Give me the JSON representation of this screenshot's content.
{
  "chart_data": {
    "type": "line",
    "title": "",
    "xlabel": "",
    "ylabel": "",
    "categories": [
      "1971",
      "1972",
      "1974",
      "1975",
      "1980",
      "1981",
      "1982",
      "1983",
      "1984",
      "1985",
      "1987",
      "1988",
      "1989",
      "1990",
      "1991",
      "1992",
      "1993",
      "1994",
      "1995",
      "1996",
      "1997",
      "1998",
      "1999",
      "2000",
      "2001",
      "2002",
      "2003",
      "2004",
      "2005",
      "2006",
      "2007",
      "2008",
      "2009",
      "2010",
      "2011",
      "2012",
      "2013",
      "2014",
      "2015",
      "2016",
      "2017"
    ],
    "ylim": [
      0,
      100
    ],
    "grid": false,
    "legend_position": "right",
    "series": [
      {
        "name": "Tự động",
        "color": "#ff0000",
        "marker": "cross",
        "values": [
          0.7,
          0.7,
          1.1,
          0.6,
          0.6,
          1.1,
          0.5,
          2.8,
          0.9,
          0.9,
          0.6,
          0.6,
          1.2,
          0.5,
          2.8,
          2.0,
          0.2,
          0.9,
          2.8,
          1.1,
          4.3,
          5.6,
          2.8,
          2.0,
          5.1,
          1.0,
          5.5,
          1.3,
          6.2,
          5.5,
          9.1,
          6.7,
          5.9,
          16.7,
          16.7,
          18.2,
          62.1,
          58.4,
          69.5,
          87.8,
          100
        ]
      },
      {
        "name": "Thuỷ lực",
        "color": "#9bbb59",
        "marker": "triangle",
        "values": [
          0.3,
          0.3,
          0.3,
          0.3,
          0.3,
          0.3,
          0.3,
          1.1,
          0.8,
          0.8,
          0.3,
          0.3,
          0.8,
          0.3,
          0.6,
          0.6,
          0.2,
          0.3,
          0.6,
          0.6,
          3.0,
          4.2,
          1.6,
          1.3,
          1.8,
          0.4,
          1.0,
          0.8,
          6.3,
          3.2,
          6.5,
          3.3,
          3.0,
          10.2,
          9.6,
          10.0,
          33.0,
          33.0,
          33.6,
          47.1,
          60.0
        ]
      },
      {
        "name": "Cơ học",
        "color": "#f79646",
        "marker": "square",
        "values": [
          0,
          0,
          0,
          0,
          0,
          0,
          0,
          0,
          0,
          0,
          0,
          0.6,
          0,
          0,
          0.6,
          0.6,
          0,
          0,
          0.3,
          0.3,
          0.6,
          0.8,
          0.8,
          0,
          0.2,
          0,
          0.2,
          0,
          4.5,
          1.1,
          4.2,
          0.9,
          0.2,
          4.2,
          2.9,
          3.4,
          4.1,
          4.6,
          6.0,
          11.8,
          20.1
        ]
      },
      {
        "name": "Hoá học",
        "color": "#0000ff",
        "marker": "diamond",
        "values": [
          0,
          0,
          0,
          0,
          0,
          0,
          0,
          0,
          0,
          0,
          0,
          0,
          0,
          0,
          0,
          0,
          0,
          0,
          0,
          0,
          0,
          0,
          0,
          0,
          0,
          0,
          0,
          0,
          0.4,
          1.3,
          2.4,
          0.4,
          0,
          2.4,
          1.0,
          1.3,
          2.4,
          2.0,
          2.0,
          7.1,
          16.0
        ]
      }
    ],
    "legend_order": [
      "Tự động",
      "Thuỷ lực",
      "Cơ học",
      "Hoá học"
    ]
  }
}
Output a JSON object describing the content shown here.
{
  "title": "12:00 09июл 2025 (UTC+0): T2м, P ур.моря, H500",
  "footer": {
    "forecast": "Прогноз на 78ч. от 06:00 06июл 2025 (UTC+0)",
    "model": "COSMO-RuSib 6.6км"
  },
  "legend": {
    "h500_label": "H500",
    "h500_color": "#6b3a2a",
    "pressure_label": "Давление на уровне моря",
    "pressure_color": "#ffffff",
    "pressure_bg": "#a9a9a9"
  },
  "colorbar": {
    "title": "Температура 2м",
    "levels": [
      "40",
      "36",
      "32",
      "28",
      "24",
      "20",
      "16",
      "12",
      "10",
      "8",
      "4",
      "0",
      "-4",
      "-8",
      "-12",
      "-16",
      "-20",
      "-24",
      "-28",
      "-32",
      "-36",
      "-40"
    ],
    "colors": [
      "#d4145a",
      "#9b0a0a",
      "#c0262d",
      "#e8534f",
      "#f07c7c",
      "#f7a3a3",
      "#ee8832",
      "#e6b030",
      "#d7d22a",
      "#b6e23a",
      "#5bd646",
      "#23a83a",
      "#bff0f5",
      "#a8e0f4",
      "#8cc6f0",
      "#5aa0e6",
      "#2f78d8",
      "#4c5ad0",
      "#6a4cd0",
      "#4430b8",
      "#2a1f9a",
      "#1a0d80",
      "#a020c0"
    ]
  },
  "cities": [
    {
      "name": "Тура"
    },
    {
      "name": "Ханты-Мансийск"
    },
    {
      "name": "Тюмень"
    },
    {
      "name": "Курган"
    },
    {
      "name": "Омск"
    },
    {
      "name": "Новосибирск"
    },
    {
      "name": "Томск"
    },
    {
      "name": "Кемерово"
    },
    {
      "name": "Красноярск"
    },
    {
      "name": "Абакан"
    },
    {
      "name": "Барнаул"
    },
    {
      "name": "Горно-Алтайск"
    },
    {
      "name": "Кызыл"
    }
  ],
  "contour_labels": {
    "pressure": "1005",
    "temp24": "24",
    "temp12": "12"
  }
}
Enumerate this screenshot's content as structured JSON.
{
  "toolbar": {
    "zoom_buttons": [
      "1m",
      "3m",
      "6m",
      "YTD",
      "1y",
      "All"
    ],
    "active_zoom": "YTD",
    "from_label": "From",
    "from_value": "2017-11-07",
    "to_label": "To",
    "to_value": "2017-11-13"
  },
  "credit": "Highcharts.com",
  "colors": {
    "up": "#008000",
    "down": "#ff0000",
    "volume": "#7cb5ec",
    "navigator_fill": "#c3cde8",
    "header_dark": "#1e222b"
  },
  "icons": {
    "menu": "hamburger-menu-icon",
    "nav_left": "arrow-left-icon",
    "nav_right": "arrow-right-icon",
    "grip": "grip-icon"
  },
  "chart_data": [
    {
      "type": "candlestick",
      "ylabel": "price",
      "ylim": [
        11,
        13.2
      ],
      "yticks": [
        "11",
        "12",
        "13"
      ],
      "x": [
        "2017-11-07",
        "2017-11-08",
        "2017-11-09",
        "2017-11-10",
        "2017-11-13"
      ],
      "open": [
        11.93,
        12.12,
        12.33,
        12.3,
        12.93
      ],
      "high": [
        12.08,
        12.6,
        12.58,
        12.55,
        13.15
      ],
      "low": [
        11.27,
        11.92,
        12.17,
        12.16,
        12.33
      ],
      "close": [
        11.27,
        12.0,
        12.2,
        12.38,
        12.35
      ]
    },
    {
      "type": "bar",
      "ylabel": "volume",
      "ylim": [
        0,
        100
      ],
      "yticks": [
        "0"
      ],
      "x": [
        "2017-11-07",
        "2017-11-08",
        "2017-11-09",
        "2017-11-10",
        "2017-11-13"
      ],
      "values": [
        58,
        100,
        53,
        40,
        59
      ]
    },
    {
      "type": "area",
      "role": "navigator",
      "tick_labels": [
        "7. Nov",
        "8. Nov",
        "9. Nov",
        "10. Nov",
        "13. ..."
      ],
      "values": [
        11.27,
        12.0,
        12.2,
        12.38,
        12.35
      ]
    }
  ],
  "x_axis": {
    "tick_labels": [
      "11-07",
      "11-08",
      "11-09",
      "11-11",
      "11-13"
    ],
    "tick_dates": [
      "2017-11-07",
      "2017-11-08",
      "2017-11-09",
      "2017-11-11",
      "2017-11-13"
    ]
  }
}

*EXERCISE BRIEF*.
Read the data above. Pull out each line in which the string "моря" appears.

*COMPLETED EXERCISE*.
  "title": "12:00 09июл 2025 (UTC+0): T2м, P ур.моря, H500",
    "pressure_label": "Давление на уровне моря",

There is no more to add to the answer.